Please copy every one of the records below line for line, without any changes. Leave the pictures out of your copy.
## begin Dataset rows
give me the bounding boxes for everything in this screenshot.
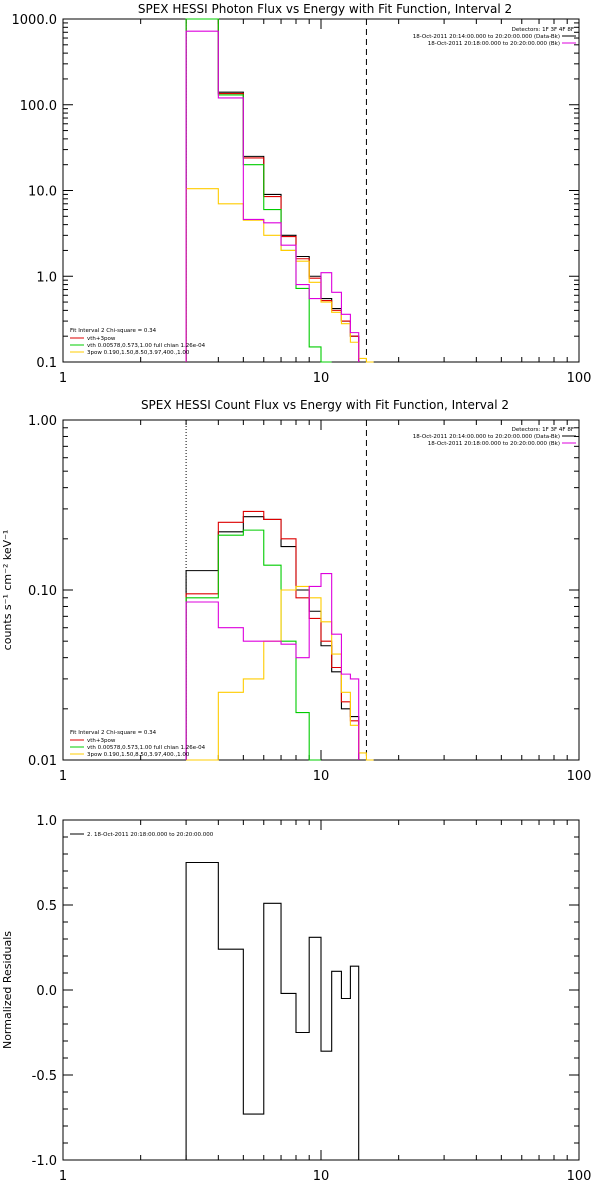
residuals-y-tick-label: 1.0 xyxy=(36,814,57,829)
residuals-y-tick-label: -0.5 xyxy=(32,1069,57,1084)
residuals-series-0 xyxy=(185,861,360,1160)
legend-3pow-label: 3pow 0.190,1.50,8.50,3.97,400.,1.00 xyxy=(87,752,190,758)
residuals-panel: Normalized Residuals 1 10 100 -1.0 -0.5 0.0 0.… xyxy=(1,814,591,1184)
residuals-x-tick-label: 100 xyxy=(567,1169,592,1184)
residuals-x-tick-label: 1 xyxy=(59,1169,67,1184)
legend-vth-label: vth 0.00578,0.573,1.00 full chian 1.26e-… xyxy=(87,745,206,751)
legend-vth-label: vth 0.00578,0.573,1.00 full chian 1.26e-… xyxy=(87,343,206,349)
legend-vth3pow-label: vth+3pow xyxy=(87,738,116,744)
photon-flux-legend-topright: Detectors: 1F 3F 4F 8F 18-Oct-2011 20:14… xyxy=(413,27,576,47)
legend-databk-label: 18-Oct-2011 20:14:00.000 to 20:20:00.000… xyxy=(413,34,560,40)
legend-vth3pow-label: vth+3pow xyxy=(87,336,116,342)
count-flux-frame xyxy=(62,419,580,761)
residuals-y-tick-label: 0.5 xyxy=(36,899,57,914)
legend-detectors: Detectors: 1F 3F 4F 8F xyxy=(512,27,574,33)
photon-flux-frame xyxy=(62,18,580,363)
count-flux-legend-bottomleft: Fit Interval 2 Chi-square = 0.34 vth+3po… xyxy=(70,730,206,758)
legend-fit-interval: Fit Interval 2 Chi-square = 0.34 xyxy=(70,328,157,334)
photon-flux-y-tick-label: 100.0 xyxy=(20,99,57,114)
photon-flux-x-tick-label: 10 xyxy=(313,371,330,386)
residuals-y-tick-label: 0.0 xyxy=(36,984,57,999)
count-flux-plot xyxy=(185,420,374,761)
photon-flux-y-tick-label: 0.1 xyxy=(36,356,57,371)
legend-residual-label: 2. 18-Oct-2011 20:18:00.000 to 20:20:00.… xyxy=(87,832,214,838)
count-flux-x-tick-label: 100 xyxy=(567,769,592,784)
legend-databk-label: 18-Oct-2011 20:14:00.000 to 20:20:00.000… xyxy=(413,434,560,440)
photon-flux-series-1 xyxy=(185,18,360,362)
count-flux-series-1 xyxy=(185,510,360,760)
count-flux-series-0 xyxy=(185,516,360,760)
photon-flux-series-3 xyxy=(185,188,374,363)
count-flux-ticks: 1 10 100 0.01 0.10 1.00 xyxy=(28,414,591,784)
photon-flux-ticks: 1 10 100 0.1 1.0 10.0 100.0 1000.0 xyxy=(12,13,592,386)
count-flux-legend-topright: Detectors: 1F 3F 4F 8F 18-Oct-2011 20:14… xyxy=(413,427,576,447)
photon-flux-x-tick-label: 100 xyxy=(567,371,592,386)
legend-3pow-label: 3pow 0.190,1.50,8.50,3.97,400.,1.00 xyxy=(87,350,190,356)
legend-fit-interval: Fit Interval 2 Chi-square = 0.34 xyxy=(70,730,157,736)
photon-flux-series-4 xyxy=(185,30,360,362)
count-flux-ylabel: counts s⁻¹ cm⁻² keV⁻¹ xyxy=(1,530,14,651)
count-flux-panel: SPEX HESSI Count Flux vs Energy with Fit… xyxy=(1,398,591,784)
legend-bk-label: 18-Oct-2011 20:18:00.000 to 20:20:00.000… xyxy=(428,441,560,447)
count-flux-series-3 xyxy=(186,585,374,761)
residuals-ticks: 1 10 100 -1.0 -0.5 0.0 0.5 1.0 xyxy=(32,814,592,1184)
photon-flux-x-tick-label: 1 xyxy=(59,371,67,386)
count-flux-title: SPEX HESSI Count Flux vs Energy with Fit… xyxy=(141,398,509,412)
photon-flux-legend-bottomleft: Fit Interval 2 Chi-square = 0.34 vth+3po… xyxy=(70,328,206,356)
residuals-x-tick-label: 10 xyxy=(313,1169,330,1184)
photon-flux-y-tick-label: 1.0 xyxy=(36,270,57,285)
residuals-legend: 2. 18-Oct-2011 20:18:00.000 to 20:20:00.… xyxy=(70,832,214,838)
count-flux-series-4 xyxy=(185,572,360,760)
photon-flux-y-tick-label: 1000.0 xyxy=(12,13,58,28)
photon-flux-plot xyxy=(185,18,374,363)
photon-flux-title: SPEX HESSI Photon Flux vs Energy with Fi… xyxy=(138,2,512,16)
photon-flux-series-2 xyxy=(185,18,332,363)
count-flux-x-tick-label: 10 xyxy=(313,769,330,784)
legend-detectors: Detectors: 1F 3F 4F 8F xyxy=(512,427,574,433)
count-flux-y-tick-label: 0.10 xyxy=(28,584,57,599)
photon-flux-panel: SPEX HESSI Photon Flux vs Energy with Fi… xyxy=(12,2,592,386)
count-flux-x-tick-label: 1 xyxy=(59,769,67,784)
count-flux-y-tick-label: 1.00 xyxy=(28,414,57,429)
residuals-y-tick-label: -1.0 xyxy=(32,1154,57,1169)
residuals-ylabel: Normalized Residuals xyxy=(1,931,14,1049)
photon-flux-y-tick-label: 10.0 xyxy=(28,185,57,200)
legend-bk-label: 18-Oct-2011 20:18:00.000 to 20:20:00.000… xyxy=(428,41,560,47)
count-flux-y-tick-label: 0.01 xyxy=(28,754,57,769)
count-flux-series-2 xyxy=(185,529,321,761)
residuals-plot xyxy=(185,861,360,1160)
## end Dataset rows
- Output:
give me the bounding boxes for everything in this screenshot.
residuals-y-tick-label: 1.0 xyxy=(36,814,57,829)
residuals-y-tick-label: -0.5 xyxy=(32,1069,57,1084)
residuals-series-0 xyxy=(185,861,360,1160)
legend-3pow-label: 3pow 0.190,1.50,8.50,3.97,400.,1.00 xyxy=(87,752,190,758)
residuals-panel: Normalized Residuals 1 10 100 -1.0 -0.5 0.0 0.… xyxy=(1,814,591,1184)
residuals-x-tick-label: 100 xyxy=(567,1169,592,1184)
residuals-x-tick-label: 1 xyxy=(59,1169,67,1184)
legend-vth-label: vth 0.00578,0.573,1.00 full chian 1.26e-… xyxy=(87,745,206,751)
legend-vth-label: vth 0.00578,0.573,1.00 full chian 1.26e-… xyxy=(87,343,206,349)
legend-vth3pow-label: vth+3pow xyxy=(87,738,116,744)
photon-flux-legend-topright: Detectors: 1F 3F 4F 8F 18-Oct-2011 20:14… xyxy=(413,27,576,47)
legend-databk-label: 18-Oct-2011 20:14:00.000 to 20:20:00.000… xyxy=(413,34,560,40)
legend-vth3pow-label: vth+3pow xyxy=(87,336,116,342)
count-flux-frame xyxy=(62,419,580,761)
residuals-y-tick-label: 0.5 xyxy=(36,899,57,914)
legend-detectors: Detectors: 1F 3F 4F 8F xyxy=(512,27,574,33)
photon-flux-frame xyxy=(62,18,580,363)
count-flux-legend-bottomleft: Fit Interval 2 Chi-square = 0.34 vth+3po… xyxy=(70,730,206,758)
legend-fit-interval: Fit Interval 2 Chi-square = 0.34 xyxy=(70,328,157,334)
photon-flux-y-tick-label: 100.0 xyxy=(20,99,57,114)
photon-flux-x-tick-label: 10 xyxy=(313,371,330,386)
residuals-y-tick-label: 0.0 xyxy=(36,984,57,999)
count-flux-plot xyxy=(185,420,374,761)
photon-flux-y-tick-label: 0.1 xyxy=(36,356,57,371)
legend-residual-label: 2. 18-Oct-2011 20:18:00.000 to 20:20:00.… xyxy=(87,832,214,838)
count-flux-x-tick-label: 100 xyxy=(567,769,592,784)
legend-databk-label: 18-Oct-2011 20:14:00.000 to 20:20:00.000… xyxy=(413,434,560,440)
photon-flux-series-1 xyxy=(185,18,360,362)
count-flux-series-1 xyxy=(185,510,360,760)
count-flux-series-0 xyxy=(185,516,360,760)
photon-flux-series-3 xyxy=(185,188,374,363)
count-flux-ticks: 1 10 100 0.01 0.10 1.00 xyxy=(28,414,591,784)
photon-flux-ticks: 1 10 100 0.1 1.0 10.0 100.0 1000.0 xyxy=(12,13,592,386)
count-flux-legend-topright: Detectors: 1F 3F 4F 8F 18-Oct-2011 20:14… xyxy=(413,427,576,447)
photon-flux-x-tick-label: 100 xyxy=(567,371,592,386)
legend-3pow-label: 3pow 0.190,1.50,8.50,3.97,400.,1.00 xyxy=(87,350,190,356)
legend-fit-interval: Fit Interval 2 Chi-square = 0.34 xyxy=(70,730,157,736)
photon-flux-series-4 xyxy=(185,30,360,362)
count-flux-ylabel: counts s⁻¹ cm⁻² keV⁻¹ xyxy=(1,530,14,651)
count-flux-panel: SPEX HESSI Count Flux vs Energy with Fit… xyxy=(1,398,591,784)
legend-bk-label: 18-Oct-2011 20:18:00.000 to 20:20:00.000… xyxy=(428,441,560,447)
count-flux-series-3 xyxy=(186,585,374,761)
residuals-ticks: 1 10 100 -1.0 -0.5 0.0 0.5 1.0 xyxy=(32,814,592,1184)
photon-flux-x-tick-label: 1 xyxy=(59,371,67,386)
count-flux-title: SPEX HESSI Count Flux vs Energy with Fit… xyxy=(141,398,509,412)
photon-flux-legend-bottomleft: Fit Interval 2 Chi-square = 0.34 vth+3po… xyxy=(70,328,206,356)
residuals-x-tick-label: 10 xyxy=(313,1169,330,1184)
photon-flux-y-tick-label: 1.0 xyxy=(36,270,57,285)
residuals-legend: 2. 18-Oct-2011 20:18:00.000 to 20:20:00.… xyxy=(70,832,214,838)
count-flux-series-4 xyxy=(185,572,360,760)
photon-flux-y-tick-label: 1000.0 xyxy=(12,13,58,28)
photon-flux-plot xyxy=(185,18,374,363)
photon-flux-title: SPEX HESSI Photon Flux vs Energy with Fi… xyxy=(138,2,512,16)
photon-flux-series-2 xyxy=(185,18,332,363)
count-flux-x-tick-label: 10 xyxy=(313,769,330,784)
legend-detectors: Detectors: 1F 3F 4F 8F xyxy=(512,427,574,433)
count-flux-y-tick-label: 0.10 xyxy=(28,584,57,599)
photon-flux-panel: SPEX HESSI Photon Flux vs Energy with Fi… xyxy=(12,2,592,386)
count-flux-x-tick-label: 1 xyxy=(59,769,67,784)
count-flux-y-tick-label: 1.00 xyxy=(28,414,57,429)
residuals-y-tick-label: -1.0 xyxy=(32,1154,57,1169)
residuals-ylabel: Normalized Residuals xyxy=(1,931,14,1049)
photon-flux-y-tick-label: 10.0 xyxy=(28,185,57,200)
legend-bk-label: 18-Oct-2011 20:18:00.000 to 20:20:00.000… xyxy=(428,41,560,47)
count-flux-y-tick-label: 0.01 xyxy=(28,754,57,769)
count-flux-series-2 xyxy=(185,529,321,761)
residuals-plot xyxy=(185,861,360,1160)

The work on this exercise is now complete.